Task statement: Report all lines from the entries below in which "inntekt" appears.

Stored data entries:
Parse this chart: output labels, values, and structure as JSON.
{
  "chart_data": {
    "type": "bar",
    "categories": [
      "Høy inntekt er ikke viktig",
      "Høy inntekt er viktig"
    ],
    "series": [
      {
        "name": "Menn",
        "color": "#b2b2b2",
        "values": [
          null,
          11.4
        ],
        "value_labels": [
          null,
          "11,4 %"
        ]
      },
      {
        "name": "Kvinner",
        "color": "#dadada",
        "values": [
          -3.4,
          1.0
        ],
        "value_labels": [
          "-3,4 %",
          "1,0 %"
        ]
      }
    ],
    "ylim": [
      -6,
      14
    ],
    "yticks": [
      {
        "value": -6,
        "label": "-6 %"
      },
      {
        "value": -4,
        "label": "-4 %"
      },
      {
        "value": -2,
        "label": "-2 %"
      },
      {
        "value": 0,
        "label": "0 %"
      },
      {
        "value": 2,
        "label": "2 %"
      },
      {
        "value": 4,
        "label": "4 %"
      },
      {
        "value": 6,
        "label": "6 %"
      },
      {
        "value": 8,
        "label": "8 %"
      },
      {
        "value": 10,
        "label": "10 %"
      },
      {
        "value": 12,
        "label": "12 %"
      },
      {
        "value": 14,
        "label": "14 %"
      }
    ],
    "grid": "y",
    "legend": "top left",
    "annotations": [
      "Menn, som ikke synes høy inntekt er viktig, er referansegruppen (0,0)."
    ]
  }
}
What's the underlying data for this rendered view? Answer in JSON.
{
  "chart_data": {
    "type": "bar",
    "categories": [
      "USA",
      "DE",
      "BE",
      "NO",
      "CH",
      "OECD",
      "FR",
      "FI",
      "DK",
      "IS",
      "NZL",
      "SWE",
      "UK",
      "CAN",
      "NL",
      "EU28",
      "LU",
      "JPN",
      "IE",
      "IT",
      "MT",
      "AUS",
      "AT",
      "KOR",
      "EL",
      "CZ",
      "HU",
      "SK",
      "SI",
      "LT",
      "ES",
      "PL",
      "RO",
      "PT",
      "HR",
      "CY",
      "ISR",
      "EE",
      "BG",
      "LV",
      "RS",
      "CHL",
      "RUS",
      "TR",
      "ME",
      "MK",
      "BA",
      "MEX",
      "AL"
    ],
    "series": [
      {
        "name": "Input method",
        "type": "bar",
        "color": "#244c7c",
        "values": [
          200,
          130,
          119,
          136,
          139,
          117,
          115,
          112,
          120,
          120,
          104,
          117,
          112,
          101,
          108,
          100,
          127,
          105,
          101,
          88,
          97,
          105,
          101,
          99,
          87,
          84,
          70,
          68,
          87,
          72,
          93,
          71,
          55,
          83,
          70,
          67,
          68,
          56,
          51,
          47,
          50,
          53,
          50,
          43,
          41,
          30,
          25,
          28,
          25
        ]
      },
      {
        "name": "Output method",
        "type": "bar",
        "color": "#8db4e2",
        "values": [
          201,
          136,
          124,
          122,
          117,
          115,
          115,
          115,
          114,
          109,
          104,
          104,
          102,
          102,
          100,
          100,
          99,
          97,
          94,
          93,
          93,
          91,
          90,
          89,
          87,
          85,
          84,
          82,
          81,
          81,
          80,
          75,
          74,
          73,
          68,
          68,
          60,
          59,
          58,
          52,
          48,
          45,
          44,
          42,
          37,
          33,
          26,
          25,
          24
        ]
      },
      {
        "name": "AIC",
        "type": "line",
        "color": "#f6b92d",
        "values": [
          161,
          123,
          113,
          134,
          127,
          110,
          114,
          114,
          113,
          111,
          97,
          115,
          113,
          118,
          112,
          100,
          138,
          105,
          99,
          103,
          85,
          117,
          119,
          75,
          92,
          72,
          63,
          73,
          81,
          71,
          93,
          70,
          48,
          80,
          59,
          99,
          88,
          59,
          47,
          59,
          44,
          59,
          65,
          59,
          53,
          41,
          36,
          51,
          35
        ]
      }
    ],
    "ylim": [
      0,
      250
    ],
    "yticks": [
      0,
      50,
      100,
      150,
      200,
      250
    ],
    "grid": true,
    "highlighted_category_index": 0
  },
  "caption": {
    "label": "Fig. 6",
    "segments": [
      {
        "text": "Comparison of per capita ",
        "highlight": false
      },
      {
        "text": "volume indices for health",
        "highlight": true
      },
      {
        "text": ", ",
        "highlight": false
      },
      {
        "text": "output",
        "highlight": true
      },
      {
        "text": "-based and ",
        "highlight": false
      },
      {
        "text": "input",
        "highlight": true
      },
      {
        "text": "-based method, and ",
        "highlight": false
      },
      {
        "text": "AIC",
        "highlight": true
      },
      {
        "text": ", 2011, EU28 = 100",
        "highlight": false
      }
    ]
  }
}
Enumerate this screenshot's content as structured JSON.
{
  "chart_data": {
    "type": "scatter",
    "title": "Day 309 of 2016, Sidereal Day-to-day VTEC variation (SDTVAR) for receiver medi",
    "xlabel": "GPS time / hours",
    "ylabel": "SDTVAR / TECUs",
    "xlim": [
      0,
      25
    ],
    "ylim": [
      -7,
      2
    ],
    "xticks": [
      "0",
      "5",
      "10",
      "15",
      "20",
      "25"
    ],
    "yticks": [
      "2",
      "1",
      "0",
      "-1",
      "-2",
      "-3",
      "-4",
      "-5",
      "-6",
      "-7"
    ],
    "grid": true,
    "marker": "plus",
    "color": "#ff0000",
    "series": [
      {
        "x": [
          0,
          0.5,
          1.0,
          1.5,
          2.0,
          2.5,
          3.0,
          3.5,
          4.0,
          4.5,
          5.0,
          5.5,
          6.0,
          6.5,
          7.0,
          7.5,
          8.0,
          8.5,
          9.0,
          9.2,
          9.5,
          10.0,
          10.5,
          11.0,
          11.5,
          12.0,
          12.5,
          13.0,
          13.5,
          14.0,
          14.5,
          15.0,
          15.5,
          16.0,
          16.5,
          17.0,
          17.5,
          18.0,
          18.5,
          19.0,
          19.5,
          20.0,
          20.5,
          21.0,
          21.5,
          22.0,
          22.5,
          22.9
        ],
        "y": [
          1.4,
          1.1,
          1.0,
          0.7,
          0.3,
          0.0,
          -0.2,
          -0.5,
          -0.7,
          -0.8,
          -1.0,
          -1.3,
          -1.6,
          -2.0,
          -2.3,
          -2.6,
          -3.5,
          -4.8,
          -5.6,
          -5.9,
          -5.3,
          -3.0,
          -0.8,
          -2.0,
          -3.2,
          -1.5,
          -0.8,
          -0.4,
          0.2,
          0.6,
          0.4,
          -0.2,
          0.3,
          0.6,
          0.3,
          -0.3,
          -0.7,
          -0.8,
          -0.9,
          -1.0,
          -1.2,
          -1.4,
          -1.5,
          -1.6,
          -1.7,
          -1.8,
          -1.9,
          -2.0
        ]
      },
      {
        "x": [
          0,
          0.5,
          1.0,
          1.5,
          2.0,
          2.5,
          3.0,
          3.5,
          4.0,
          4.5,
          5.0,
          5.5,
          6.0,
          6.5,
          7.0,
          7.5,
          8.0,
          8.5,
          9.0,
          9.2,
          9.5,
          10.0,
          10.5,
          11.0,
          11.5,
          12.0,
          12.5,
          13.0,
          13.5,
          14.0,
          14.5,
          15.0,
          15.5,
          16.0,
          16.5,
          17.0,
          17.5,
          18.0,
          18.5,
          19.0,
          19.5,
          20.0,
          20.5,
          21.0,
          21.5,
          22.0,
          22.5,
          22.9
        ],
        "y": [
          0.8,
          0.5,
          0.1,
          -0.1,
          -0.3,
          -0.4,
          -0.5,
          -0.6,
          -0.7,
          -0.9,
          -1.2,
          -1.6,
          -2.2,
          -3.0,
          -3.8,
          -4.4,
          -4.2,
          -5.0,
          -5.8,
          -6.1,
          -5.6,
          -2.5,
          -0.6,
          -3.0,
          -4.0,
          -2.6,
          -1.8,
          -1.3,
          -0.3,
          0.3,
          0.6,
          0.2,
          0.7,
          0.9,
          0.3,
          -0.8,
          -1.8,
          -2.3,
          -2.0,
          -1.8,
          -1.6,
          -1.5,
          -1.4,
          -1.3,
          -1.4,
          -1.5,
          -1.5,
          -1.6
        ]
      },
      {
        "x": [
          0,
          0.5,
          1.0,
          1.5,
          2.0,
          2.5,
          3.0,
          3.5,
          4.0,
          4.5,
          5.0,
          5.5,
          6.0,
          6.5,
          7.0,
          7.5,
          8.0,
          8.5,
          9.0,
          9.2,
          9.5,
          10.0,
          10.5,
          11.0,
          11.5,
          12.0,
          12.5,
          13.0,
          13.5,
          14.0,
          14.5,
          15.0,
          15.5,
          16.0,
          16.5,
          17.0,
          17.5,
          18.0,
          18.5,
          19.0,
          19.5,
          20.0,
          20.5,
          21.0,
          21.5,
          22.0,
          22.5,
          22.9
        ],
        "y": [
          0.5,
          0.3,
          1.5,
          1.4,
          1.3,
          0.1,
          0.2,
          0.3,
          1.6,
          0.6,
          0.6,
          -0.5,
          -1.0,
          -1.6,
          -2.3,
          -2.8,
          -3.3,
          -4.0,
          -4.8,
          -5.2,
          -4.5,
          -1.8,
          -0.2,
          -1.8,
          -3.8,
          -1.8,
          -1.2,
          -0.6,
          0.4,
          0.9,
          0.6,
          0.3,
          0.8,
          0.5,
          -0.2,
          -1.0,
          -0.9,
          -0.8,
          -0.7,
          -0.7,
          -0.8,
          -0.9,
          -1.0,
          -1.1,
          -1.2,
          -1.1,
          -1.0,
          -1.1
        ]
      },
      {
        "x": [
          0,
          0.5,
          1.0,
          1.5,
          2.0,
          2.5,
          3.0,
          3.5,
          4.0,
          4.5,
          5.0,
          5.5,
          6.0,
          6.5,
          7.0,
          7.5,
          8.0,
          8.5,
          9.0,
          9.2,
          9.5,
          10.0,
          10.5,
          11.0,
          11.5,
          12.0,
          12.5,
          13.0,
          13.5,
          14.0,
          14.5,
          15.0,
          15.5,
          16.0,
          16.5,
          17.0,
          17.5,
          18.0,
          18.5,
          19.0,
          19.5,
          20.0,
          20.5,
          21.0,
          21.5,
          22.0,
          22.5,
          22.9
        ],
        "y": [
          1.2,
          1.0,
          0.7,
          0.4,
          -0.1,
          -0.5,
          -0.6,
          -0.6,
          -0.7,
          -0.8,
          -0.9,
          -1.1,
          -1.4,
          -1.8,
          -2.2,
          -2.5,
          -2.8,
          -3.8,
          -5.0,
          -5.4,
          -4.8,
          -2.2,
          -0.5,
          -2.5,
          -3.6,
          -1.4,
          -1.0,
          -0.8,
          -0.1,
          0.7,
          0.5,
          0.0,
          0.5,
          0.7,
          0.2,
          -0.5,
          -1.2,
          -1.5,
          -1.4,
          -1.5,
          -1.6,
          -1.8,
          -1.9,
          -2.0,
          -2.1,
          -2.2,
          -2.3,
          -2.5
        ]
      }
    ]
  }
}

Task answer:
      "Høy inntekt er ikke viktig",
      "Høy inntekt er viktig"
      "Menn, som ikke synes høy inntekt er viktig, er referansegruppen (0,0)."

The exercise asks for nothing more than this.